WHAT TO DO:
Among the entries below, count the lines where the string "Limit" occurs, and give only the number.

DATASET ROWS:

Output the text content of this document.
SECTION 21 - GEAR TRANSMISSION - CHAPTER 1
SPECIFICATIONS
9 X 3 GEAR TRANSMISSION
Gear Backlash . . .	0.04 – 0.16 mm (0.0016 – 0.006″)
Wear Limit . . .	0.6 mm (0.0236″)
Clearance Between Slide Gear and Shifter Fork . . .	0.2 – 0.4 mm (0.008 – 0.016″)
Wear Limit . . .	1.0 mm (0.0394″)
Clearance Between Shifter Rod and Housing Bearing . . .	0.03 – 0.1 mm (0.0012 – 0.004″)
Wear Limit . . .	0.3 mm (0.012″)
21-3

SOLUTION TO THIS TASK:
3